WRITTEN INSTRUCTION: Count every line in the data below where "azure" occurs, then state that number and nothing more.

--- start ---

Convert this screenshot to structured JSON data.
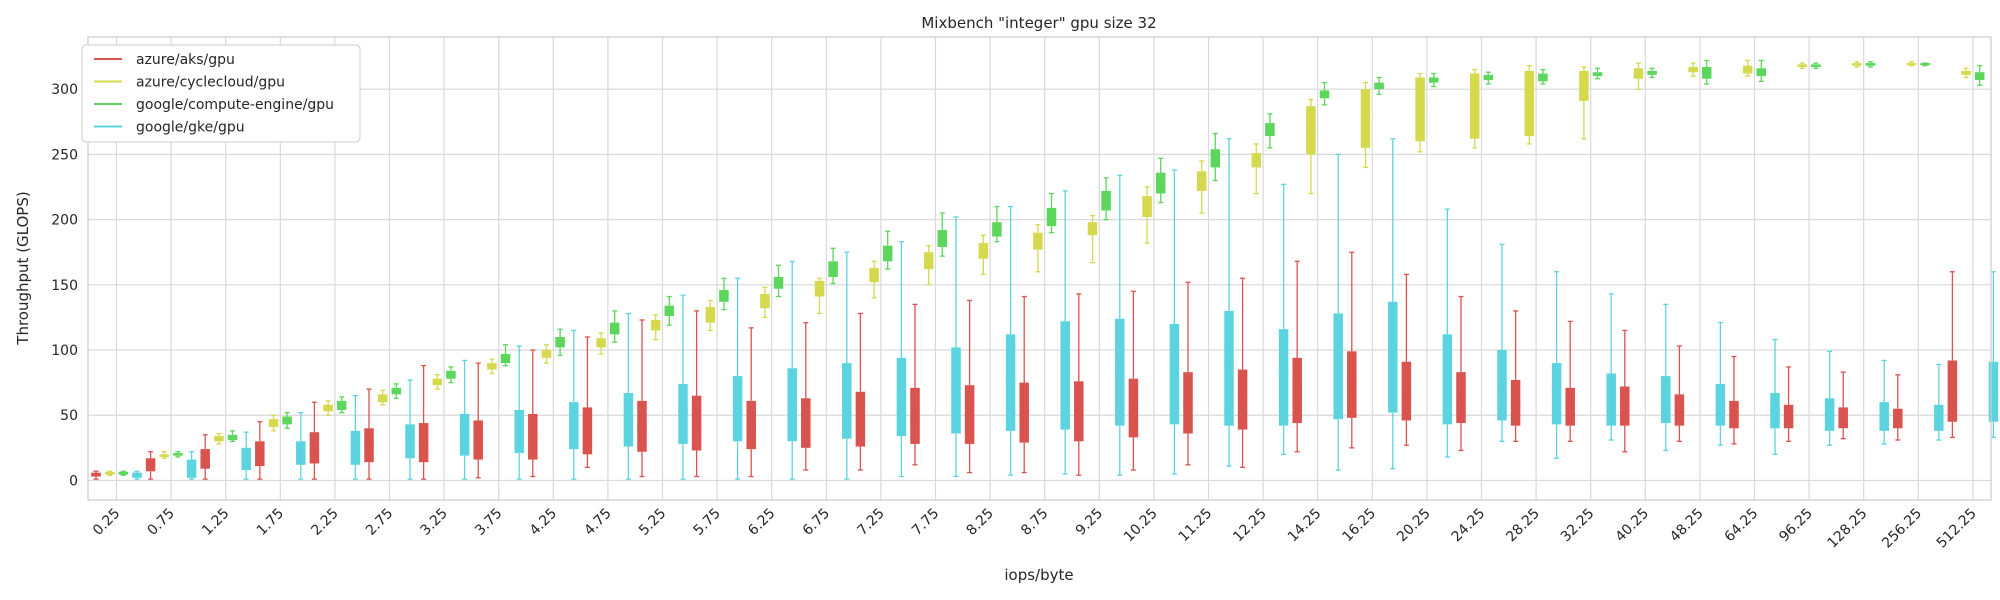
{
  "chart_data": {
    "type": "box",
    "title": "Mixbench \"integer\" gpu size 32",
    "xlabel": "iops/byte",
    "ylabel": "Throughput (GLOPS)",
    "ylim": [
      -15,
      340
    ],
    "yticks": [
      0,
      50,
      100,
      150,
      200,
      250,
      300
    ],
    "grid": true,
    "legend_position": "top-left",
    "categories": [
      "0.25",
      "0.75",
      "1.25",
      "1.75",
      "2.25",
      "2.75",
      "3.25",
      "3.75",
      "4.25",
      "4.75",
      "5.25",
      "5.75",
      "6.25",
      "6.75",
      "7.25",
      "7.75",
      "8.25",
      "8.75",
      "9.25",
      "10.25",
      "11.25",
      "12.25",
      "14.25",
      "16.25",
      "20.25",
      "24.25",
      "28.25",
      "32.25",
      "40.25",
      "48.25",
      "64.25",
      "96.25",
      "128.25",
      "256.25",
      "512.25"
    ],
    "series": [
      {
        "name": "azure/aks/gpu",
        "color": "#d9534f",
        "boxes": [
          [
            1,
            3,
            5,
            6,
            7
          ],
          [
            1,
            7,
            12,
            17,
            22
          ],
          [
            1,
            9,
            16,
            24,
            35
          ],
          [
            1,
            11,
            21,
            30,
            45
          ],
          [
            1,
            13,
            24,
            37,
            60
          ],
          [
            1,
            14,
            27,
            40,
            70
          ],
          [
            1,
            14,
            30,
            44,
            88
          ],
          [
            2,
            16,
            32,
            46,
            90
          ],
          [
            3,
            16,
            34,
            51,
            100
          ],
          [
            10,
            20,
            38,
            56,
            110
          ],
          [
            3,
            22,
            40,
            61,
            123
          ],
          [
            3,
            23,
            43,
            65,
            130
          ],
          [
            3,
            24,
            42,
            61,
            117
          ],
          [
            8,
            25,
            44,
            63,
            121
          ],
          [
            8,
            26,
            47,
            68,
            128
          ],
          [
            12,
            28,
            48,
            71,
            135
          ],
          [
            6,
            28,
            50,
            73,
            138
          ],
          [
            6,
            29,
            52,
            75,
            141
          ],
          [
            4,
            30,
            54,
            76,
            143
          ],
          [
            8,
            33,
            56,
            78,
            145
          ],
          [
            12,
            36,
            58,
            83,
            152
          ],
          [
            10,
            39,
            62,
            85,
            155
          ],
          [
            22,
            44,
            68,
            94,
            168
          ],
          [
            25,
            48,
            74,
            99,
            175
          ],
          [
            27,
            46,
            68,
            91,
            158
          ],
          [
            23,
            44,
            62,
            83,
            141
          ],
          [
            30,
            42,
            58,
            77,
            130
          ],
          [
            30,
            42,
            56,
            71,
            122
          ],
          [
            22,
            42,
            56,
            72,
            115
          ],
          [
            30,
            42,
            53,
            66,
            103
          ],
          [
            28,
            40,
            50,
            61,
            95
          ],
          [
            30,
            40,
            48,
            58,
            87
          ],
          [
            32,
            40,
            47,
            56,
            83
          ],
          [
            31,
            40,
            47,
            55,
            81
          ],
          [
            33,
            45,
            62,
            92,
            160
          ]
        ]
      },
      {
        "name": "azure/cyclecloud/gpu",
        "color": "#d4d94e",
        "boxes": [
          [
            4,
            5,
            6,
            6,
            7
          ],
          [
            17,
            18,
            19,
            20,
            22
          ],
          [
            28,
            30,
            32,
            34,
            36
          ],
          [
            38,
            41,
            44,
            47,
            50
          ],
          [
            50,
            53,
            56,
            58,
            61
          ],
          [
            58,
            60,
            63,
            66,
            69
          ],
          [
            70,
            73,
            76,
            78,
            81
          ],
          [
            82,
            85,
            88,
            90,
            93
          ],
          [
            90,
            94,
            97,
            100,
            104
          ],
          [
            97,
            102,
            106,
            109,
            113
          ],
          [
            108,
            115,
            119,
            123,
            127
          ],
          [
            115,
            121,
            127,
            133,
            138
          ],
          [
            125,
            132,
            138,
            143,
            148
          ],
          [
            128,
            141,
            147,
            153,
            155
          ],
          [
            140,
            152,
            158,
            163,
            168
          ],
          [
            150,
            162,
            168,
            175,
            180
          ],
          [
            158,
            170,
            176,
            182,
            188
          ],
          [
            160,
            177,
            184,
            190,
            196
          ],
          [
            167,
            188,
            193,
            198,
            203
          ],
          [
            182,
            202,
            210,
            218,
            225
          ],
          [
            205,
            222,
            230,
            237,
            245
          ],
          [
            220,
            240,
            245,
            251,
            258
          ],
          [
            220,
            250,
            270,
            287,
            292
          ],
          [
            240,
            255,
            278,
            300,
            305
          ],
          [
            252,
            260,
            285,
            309,
            312
          ],
          [
            255,
            262,
            288,
            312,
            315
          ],
          [
            258,
            264,
            290,
            314,
            318
          ],
          [
            262,
            291,
            302,
            314,
            317
          ],
          [
            300,
            308,
            312,
            316,
            320
          ],
          [
            310,
            313,
            315,
            317,
            320
          ],
          [
            310,
            312,
            315,
            318,
            322
          ],
          [
            316,
            317,
            318,
            319,
            320
          ],
          [
            317,
            318,
            319,
            320,
            321
          ],
          [
            318,
            319,
            319,
            320,
            321
          ],
          [
            309,
            311,
            312,
            314,
            316
          ]
        ]
      },
      {
        "name": "google/compute-engine/gpu",
        "color": "#5cd65c",
        "boxes": [
          [
            4,
            5,
            6,
            6,
            7
          ],
          [
            18,
            19,
            20,
            21,
            22
          ],
          [
            30,
            31,
            33,
            35,
            38
          ],
          [
            40,
            43,
            46,
            49,
            52
          ],
          [
            52,
            54,
            58,
            61,
            64
          ],
          [
            63,
            66,
            69,
            71,
            74
          ],
          [
            75,
            78,
            81,
            84,
            87
          ],
          [
            88,
            90,
            94,
            97,
            104
          ],
          [
            96,
            102,
            106,
            110,
            116
          ],
          [
            106,
            112,
            117,
            121,
            130
          ],
          [
            119,
            126,
            130,
            134,
            141
          ],
          [
            131,
            137,
            142,
            146,
            155
          ],
          [
            141,
            147,
            152,
            156,
            165
          ],
          [
            151,
            156,
            161,
            168,
            178
          ],
          [
            162,
            168,
            175,
            180,
            191
          ],
          [
            172,
            179,
            186,
            192,
            205
          ],
          [
            183,
            187,
            192,
            198,
            210
          ],
          [
            190,
            195,
            202,
            209,
            220
          ],
          [
            200,
            207,
            214,
            222,
            232
          ],
          [
            213,
            220,
            228,
            236,
            247
          ],
          [
            230,
            240,
            248,
            254,
            266
          ],
          [
            255,
            264,
            269,
            274,
            281
          ],
          [
            288,
            293,
            297,
            299,
            305
          ],
          [
            296,
            300,
            302,
            305,
            309
          ],
          [
            302,
            305,
            307,
            309,
            312
          ],
          [
            304,
            307,
            309,
            311,
            313
          ],
          [
            304,
            306,
            309,
            312,
            315
          ],
          [
            308,
            310,
            312,
            313,
            316
          ],
          [
            309,
            311,
            313,
            314,
            316
          ],
          [
            304,
            308,
            313,
            317,
            322
          ],
          [
            306,
            310,
            313,
            316,
            322
          ],
          [
            316,
            317,
            318,
            319,
            320
          ],
          [
            317,
            318,
            319,
            320,
            321
          ],
          [
            318,
            319,
            319,
            320,
            320
          ],
          [
            303,
            307,
            310,
            313,
            318
          ]
        ]
      },
      {
        "name": "google/gke/gpu",
        "color": "#5bd4df",
        "boxes": [
          [
            1,
            2,
            4,
            6,
            7
          ],
          [
            1,
            2,
            10,
            16,
            22
          ],
          [
            1,
            8,
            17,
            25,
            37
          ],
          [
            1,
            12,
            23,
            30,
            52
          ],
          [
            1,
            12,
            28,
            38,
            65
          ],
          [
            1,
            17,
            33,
            43,
            77
          ],
          [
            1,
            19,
            38,
            51,
            92
          ],
          [
            1,
            21,
            40,
            54,
            103
          ],
          [
            1,
            24,
            44,
            60,
            115
          ],
          [
            1,
            26,
            50,
            67,
            128
          ],
          [
            1,
            28,
            54,
            74,
            142
          ],
          [
            1,
            30,
            58,
            80,
            155
          ],
          [
            1,
            30,
            60,
            86,
            168
          ],
          [
            1,
            32,
            62,
            90,
            175
          ],
          [
            3,
            34,
            65,
            94,
            183
          ],
          [
            3,
            36,
            70,
            102,
            202
          ],
          [
            4,
            38,
            78,
            112,
            210
          ],
          [
            5,
            39,
            82,
            122,
            222
          ],
          [
            4,
            42,
            86,
            124,
            234
          ],
          [
            5,
            43,
            88,
            120,
            238
          ],
          [
            11,
            42,
            90,
            130,
            262
          ],
          [
            20,
            42,
            85,
            116,
            227
          ],
          [
            8,
            47,
            92,
            128,
            250
          ],
          [
            9,
            52,
            98,
            137,
            262
          ],
          [
            18,
            43,
            80,
            112,
            208
          ],
          [
            30,
            46,
            72,
            100,
            181
          ],
          [
            17,
            43,
            68,
            90,
            160
          ],
          [
            31,
            42,
            63,
            82,
            143
          ],
          [
            23,
            44,
            62,
            80,
            135
          ],
          [
            27,
            42,
            58,
            74,
            121
          ],
          [
            20,
            40,
            54,
            67,
            108
          ],
          [
            27,
            38,
            50,
            63,
            99
          ],
          [
            28,
            38,
            49,
            60,
            92
          ],
          [
            31,
            38,
            48,
            58,
            89
          ],
          [
            33,
            45,
            63,
            91,
            160
          ]
        ]
      }
    ]
  }
}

--- end ---

WRITTEN RESPONSE: 2